(begin)
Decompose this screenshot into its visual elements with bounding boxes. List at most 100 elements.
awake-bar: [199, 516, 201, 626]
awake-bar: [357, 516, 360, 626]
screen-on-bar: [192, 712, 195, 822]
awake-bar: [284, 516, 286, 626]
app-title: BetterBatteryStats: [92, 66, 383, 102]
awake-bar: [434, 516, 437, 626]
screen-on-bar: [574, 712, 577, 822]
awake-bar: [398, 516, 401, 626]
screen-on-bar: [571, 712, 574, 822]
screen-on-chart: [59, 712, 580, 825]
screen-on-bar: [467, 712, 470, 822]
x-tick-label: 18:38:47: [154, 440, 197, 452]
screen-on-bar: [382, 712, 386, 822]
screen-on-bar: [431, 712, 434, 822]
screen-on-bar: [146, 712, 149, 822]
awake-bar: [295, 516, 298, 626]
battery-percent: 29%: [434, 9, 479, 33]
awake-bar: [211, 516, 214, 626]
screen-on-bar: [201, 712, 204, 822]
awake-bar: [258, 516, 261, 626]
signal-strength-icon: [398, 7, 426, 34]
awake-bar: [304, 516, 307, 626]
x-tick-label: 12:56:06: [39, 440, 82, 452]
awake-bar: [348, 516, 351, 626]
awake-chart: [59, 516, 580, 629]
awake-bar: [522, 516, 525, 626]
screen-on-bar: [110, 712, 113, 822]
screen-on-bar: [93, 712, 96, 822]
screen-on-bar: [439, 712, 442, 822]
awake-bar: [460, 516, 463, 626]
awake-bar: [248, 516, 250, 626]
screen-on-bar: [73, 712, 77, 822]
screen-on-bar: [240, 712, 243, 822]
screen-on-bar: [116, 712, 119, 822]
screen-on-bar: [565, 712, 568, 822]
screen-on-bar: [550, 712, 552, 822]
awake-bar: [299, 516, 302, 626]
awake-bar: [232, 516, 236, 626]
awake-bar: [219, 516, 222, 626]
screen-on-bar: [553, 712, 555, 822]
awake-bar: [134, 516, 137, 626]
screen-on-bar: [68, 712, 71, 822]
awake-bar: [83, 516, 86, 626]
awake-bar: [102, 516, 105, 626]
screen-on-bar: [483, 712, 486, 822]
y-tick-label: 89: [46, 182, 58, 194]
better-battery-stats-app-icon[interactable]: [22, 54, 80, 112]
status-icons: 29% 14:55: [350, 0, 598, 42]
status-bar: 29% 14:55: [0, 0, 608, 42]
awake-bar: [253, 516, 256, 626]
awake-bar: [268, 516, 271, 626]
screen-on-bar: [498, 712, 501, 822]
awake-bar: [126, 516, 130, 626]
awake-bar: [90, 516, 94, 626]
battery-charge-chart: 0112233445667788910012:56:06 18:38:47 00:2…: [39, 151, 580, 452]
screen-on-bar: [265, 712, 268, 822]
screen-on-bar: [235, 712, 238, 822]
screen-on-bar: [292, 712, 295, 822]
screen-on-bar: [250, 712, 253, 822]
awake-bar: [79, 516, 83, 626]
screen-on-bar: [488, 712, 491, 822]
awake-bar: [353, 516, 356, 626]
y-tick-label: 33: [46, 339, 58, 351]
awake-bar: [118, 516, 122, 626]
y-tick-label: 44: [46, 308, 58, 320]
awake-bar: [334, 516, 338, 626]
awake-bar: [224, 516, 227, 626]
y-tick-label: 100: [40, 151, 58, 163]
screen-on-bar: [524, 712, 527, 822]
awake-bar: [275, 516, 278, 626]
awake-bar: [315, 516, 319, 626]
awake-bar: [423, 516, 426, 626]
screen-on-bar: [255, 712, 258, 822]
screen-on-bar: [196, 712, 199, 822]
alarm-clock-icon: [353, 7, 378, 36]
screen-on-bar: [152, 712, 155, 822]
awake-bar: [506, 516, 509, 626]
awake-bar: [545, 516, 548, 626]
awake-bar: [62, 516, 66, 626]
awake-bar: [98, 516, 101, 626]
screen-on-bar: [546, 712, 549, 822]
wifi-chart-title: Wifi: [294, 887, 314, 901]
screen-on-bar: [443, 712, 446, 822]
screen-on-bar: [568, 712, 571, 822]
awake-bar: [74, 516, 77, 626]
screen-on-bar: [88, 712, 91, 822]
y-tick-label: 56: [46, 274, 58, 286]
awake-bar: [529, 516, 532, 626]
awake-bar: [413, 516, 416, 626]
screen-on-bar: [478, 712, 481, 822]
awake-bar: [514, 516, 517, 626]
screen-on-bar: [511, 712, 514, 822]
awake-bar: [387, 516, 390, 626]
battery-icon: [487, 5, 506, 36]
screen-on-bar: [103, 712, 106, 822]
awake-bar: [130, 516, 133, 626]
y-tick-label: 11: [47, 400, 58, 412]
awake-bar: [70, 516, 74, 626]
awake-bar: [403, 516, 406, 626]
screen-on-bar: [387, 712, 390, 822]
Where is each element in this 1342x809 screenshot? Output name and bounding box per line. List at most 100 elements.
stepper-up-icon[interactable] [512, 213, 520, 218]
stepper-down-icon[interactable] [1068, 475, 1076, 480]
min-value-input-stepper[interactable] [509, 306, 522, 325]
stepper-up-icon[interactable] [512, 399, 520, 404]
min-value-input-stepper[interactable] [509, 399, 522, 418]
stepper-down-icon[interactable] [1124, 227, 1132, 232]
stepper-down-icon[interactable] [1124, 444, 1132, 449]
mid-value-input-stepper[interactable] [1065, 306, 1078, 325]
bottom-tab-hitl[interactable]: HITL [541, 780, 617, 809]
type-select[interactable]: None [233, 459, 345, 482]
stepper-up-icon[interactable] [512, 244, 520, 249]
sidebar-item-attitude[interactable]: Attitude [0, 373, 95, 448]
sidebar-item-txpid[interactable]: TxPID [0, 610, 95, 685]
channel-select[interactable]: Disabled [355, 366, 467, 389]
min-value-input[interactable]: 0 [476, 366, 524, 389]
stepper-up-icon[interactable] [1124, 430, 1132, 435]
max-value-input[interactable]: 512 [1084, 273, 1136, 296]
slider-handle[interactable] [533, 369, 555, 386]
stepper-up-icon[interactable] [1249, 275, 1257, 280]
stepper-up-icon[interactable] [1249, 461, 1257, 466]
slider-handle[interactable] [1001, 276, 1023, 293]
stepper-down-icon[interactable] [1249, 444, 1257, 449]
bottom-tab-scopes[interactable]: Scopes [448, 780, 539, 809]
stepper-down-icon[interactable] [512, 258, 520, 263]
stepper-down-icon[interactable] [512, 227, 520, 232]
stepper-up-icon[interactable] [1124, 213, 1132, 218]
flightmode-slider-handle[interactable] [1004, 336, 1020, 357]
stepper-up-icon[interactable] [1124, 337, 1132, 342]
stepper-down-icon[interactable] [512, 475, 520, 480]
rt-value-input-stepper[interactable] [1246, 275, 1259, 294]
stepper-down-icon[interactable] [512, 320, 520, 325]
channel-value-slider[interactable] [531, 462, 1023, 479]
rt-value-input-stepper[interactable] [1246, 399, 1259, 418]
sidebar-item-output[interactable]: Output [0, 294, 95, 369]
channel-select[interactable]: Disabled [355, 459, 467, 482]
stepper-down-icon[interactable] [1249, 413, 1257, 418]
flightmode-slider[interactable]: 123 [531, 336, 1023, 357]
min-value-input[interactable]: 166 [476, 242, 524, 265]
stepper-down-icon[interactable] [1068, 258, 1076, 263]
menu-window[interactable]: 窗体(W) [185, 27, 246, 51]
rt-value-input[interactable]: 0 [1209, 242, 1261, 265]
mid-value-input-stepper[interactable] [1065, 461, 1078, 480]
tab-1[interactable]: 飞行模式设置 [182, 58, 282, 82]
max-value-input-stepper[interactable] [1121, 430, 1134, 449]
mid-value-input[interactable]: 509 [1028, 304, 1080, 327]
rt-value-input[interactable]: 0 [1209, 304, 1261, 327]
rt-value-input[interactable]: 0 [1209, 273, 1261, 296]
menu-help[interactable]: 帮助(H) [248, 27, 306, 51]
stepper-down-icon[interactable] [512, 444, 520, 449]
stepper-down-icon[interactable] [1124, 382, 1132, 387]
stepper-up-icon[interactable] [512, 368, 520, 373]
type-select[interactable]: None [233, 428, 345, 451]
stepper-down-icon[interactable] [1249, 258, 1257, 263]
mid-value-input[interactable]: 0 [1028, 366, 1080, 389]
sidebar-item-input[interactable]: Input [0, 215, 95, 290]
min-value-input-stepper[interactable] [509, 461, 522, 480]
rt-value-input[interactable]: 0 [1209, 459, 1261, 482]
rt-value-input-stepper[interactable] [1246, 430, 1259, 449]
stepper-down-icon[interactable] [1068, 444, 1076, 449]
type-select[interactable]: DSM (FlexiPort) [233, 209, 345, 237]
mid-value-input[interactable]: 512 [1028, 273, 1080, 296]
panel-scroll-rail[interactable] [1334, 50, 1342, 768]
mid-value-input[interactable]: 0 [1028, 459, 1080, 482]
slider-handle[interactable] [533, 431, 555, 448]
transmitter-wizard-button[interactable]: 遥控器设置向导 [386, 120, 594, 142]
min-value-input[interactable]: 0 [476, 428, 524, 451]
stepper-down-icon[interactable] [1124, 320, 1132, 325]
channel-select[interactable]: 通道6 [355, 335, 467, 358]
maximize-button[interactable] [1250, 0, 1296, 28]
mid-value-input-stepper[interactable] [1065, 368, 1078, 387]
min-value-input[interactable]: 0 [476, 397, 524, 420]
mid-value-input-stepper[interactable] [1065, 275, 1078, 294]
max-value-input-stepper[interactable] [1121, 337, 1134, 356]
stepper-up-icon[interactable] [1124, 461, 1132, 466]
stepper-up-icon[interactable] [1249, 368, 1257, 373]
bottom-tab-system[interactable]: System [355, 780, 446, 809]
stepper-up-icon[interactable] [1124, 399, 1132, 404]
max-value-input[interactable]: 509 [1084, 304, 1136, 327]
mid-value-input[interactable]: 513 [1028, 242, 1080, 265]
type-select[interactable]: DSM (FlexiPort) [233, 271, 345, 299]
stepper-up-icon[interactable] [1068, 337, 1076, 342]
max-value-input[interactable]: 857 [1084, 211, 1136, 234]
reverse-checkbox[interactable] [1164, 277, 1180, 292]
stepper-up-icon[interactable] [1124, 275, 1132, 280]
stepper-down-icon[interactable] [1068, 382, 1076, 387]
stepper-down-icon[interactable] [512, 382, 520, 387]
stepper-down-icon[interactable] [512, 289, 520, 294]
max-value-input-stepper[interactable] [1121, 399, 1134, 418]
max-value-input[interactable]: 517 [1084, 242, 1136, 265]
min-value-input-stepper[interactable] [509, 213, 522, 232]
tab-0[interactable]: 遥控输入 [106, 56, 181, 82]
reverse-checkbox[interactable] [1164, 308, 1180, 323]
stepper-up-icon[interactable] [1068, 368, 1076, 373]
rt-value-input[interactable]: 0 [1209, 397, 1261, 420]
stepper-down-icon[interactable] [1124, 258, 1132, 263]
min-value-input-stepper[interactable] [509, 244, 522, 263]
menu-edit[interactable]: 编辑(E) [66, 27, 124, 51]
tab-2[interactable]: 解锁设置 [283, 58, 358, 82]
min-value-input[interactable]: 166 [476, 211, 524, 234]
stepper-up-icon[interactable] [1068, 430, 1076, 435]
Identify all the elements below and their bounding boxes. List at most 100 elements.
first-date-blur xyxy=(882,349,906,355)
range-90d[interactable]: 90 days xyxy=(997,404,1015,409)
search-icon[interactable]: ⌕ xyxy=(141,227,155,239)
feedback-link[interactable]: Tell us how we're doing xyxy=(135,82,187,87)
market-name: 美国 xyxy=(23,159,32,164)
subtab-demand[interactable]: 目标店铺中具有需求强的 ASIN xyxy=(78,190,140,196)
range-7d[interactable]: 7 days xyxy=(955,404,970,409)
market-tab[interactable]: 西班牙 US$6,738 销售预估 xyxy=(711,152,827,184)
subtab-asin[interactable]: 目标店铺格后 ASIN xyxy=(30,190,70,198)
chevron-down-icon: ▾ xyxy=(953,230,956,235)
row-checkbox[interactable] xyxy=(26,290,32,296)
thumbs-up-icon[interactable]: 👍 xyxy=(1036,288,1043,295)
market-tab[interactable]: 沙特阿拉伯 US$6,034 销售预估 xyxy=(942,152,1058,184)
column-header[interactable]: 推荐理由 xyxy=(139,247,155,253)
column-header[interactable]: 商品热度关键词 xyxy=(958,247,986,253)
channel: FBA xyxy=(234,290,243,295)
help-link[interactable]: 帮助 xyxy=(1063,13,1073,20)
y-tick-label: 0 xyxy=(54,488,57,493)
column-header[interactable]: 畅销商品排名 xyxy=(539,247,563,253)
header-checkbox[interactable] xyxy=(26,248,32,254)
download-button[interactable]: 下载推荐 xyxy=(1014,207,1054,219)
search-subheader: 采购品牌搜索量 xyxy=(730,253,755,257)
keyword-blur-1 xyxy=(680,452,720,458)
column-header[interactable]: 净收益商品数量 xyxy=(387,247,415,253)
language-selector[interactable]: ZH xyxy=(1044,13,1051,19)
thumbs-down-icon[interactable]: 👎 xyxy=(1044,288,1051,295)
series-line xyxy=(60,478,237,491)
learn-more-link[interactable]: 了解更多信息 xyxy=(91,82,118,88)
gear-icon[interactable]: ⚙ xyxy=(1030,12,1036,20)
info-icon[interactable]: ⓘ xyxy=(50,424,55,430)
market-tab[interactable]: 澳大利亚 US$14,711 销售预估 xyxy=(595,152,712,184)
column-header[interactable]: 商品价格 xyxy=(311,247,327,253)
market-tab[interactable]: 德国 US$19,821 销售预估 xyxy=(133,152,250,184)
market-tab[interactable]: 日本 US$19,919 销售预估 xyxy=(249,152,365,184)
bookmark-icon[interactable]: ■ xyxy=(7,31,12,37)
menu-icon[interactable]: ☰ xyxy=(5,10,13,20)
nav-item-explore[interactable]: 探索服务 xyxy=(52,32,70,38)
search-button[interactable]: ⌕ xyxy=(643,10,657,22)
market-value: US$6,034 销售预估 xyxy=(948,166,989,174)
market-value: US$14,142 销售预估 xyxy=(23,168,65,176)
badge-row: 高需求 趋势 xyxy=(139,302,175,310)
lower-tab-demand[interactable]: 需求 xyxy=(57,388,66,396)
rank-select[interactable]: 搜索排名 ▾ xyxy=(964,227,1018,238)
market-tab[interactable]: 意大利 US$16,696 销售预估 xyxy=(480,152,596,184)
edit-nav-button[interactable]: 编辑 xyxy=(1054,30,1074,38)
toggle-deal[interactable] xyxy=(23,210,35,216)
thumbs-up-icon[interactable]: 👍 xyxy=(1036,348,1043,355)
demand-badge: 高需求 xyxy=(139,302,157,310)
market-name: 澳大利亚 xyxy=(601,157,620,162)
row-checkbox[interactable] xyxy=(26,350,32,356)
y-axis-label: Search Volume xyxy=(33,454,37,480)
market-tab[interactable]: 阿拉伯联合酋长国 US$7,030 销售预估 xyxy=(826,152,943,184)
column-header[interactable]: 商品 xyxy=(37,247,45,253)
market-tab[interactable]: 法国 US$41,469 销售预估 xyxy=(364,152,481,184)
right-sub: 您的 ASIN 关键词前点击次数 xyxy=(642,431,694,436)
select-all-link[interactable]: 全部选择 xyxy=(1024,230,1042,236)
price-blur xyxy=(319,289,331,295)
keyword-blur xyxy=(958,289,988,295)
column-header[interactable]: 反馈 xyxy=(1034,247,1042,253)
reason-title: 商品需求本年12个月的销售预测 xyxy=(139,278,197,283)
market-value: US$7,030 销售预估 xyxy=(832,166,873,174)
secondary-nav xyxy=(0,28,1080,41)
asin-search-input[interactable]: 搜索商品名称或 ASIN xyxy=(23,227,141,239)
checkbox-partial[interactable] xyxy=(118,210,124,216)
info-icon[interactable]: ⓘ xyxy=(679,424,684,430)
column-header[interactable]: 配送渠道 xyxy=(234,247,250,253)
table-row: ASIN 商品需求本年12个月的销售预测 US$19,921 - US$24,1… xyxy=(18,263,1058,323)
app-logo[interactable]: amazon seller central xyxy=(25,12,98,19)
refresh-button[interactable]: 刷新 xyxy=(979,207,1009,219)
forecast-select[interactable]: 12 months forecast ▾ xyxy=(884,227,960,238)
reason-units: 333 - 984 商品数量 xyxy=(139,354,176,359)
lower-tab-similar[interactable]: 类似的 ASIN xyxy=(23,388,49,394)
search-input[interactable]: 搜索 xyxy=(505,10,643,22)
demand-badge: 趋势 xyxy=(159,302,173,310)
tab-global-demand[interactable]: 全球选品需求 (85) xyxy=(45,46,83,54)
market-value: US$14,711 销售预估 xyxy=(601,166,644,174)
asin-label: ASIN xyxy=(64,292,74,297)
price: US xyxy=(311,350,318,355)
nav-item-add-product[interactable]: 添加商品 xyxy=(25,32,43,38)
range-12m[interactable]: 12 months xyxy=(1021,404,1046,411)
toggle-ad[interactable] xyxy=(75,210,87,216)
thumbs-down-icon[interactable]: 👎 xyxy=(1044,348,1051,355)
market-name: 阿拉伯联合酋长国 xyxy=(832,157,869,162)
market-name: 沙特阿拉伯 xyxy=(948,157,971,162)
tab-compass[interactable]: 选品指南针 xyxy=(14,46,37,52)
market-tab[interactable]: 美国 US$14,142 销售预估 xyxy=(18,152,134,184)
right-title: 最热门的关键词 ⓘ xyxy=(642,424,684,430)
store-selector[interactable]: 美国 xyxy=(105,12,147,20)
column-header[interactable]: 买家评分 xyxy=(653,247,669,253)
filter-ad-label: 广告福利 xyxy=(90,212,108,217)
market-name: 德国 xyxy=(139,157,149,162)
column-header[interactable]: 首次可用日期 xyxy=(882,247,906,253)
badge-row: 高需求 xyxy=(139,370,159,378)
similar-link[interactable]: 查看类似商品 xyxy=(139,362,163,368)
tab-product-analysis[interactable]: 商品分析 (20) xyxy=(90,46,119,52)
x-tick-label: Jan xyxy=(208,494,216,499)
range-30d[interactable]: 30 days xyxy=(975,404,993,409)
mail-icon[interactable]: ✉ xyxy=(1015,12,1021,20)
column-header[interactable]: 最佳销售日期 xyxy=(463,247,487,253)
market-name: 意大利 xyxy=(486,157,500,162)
(end)
#### Objective
Write out the lines above word for word, starting with the first line and stopping after the line that contains "screen-on-bar: [571, 712, 574, 822]".

#### Exercise output
Decompose this screenshot into its visual elements with bounding boxes. List at most 100 elements.
awake-bar: [199, 516, 201, 626]
awake-bar: [357, 516, 360, 626]
screen-on-bar: [192, 712, 195, 822]
awake-bar: [284, 516, 286, 626]
app-title: BetterBatteryStats: [92, 66, 383, 102]
awake-bar: [434, 516, 437, 626]
screen-on-bar: [574, 712, 577, 822]
awake-bar: [398, 516, 401, 626]
screen-on-bar: [571, 712, 574, 822]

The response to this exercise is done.